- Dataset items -
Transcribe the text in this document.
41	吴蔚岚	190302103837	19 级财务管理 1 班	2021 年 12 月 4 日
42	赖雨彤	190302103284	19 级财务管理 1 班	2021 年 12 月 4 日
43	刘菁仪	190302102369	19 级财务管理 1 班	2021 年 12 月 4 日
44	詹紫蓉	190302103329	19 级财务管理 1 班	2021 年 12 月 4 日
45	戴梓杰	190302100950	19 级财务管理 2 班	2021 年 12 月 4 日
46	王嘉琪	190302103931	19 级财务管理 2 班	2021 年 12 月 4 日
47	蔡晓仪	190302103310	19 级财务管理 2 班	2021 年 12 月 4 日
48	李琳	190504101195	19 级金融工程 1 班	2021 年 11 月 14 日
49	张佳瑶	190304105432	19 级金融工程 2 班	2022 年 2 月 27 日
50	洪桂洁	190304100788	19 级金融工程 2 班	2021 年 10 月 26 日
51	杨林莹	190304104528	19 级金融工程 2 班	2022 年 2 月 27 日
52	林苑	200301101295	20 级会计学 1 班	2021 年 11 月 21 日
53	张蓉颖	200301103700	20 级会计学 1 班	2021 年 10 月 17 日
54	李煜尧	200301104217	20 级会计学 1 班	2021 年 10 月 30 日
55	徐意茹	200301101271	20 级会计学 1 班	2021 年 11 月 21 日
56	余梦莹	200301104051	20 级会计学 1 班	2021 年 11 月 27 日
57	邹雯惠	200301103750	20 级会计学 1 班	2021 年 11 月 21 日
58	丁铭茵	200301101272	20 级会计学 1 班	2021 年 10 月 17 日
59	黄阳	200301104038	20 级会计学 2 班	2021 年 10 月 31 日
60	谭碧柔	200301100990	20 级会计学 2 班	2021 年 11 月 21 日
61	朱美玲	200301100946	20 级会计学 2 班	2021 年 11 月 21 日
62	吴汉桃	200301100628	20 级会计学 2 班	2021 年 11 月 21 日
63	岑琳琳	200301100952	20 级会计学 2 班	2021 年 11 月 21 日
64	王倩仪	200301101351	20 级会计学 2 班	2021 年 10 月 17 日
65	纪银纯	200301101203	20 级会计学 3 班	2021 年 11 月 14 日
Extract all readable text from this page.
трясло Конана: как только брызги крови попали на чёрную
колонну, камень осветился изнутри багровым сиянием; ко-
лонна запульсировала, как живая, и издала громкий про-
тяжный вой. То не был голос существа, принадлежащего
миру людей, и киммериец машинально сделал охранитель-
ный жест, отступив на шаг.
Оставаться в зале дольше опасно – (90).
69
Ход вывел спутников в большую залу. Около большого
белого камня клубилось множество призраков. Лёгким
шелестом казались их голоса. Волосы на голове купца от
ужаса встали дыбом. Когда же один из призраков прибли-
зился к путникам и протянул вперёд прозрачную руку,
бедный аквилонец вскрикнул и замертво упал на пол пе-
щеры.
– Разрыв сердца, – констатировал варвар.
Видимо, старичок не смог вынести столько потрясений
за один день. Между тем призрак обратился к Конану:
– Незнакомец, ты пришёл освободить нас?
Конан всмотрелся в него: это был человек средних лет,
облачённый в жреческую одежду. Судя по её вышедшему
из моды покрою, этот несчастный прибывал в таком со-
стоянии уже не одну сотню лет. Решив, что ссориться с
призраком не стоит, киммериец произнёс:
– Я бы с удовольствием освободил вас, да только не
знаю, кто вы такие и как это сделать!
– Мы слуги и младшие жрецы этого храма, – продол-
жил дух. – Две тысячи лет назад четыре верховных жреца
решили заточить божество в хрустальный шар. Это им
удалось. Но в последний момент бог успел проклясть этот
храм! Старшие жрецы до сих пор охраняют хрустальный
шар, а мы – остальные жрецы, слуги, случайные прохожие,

- The exercise -
Your task is to repeat the data exactly; please include every line.

- Finished exercise -
Transcribe the text in this document.
41	吴蔚岚	190302103837	19 级财务管理 1 班	2021 年 12 月 4 日
42	赖雨彤	190302103284	19 级财务管理 1 班	2021 年 12 月 4 日
43	刘菁仪	190302102369	19 级财务管理 1 班	2021 年 12 月 4 日
44	詹紫蓉	190302103329	19 级财务管理 1 班	2021 年 12 月 4 日
45	戴梓杰	190302100950	19 级财务管理 2 班	2021 年 12 月 4 日
46	王嘉琪	190302103931	19 级财务管理 2 班	2021 年 12 月 4 日
47	蔡晓仪	190302103310	19 级财务管理 2 班	2021 年 12 月 4 日
48	李琳	190504101195	19 级金融工程 1 班	2021 年 11 月 14 日
49	张佳瑶	190304105432	19 级金融工程 2 班	2022 年 2 月 27 日
50	洪桂洁	190304100788	19 级金融工程 2 班	2021 年 10 月 26 日
51	杨林莹	190304104528	19 级金融工程 2 班	2022 年 2 月 27 日
52	林苑	200301101295	20 级会计学 1 班	2021 年 11 月 21 日
53	张蓉颖	200301103700	20 级会计学 1 班	2021 年 10 月 17 日
54	李煜尧	200301104217	20 级会计学 1 班	2021 年 10 月 30 日
55	徐意茹	200301101271	20 级会计学 1 班	2021 年 11 月 21 日
56	余梦莹	200301104051	20 级会计学 1 班	2021 年 11 月 27 日
57	邹雯惠	200301103750	20 级会计学 1 班	2021 年 11 月 21 日
58	丁铭茵	200301101272	20 级会计学 1 班	2021 年 10 月 17 日
59	黄阳	200301104038	20 级会计学 2 班	2021 年 10 月 31 日
60	谭碧柔	200301100990	20 级会计学 2 班	2021 年 11 月 21 日
61	朱美玲	200301100946	20 级会计学 2 班	2021 年 11 月 21 日
62	吴汉桃	200301100628	20 级会计学 2 班	2021 年 11 月 21 日
63	岑琳琳	200301100952	20 级会计学 2 班	2021 年 11 月 21 日
64	王倩仪	200301101351	20 级会计学 2 班	2021 年 10 月 17 日
65	纪银纯	200301101203	20 级会计学 3 班	2021 年 11 月 14 日
Extract all readable text from this page.
трясло Конана: как только брызги крови попали на чёрную
колонну, камень осветился изнутри багровым сиянием; ко-
лонна запульсировала, как живая, и издала громкий про-
тяжный вой. То не был голос существа, принадлежащего
миру людей, и киммериец машинально сделал охранитель-
ный жест, отступив на шаг.
Оставаться в зале дольше опасно – (90).
69
Ход вывел спутников в большую залу. Около большого
белого камня клубилось множество призраков. Лёгким
шелестом казались их голоса. Волосы на голове купца от
ужаса встали дыбом. Когда же один из призраков прибли-
зился к путникам и протянул вперёд прозрачную руку,
бедный аквилонец вскрикнул и замертво упал на пол пе-
щеры.
– Разрыв сердца, – констатировал варвар.
Видимо, старичок не смог вынести столько потрясений
за один день. Между тем призрак обратился к Конану:
– Незнакомец, ты пришёл освободить нас?
Конан всмотрелся в него: это был человек средних лет,
облачённый в жреческую одежду. Судя по её вышедшему
из моды покрою, этот несчастный прибывал в таком со-
стоянии уже не одну сотню лет. Решив, что ссориться с
призраком не стоит, киммериец произнёс:
– Я бы с удовольствием освободил вас, да только не
знаю, кто вы такие и как это сделать!
– Мы слуги и младшие жрецы этого храма, – продол-
жил дух. – Две тысячи лет назад четыре верховных жреца
решили заточить божество в хрустальный шар. Это им
удалось. Но в последний момент бог успел проклясть этот
храм! Старшие жрецы до сих пор охраняют хрустальный
шар, а мы – остальные жрецы, слуги, случайные прохожие,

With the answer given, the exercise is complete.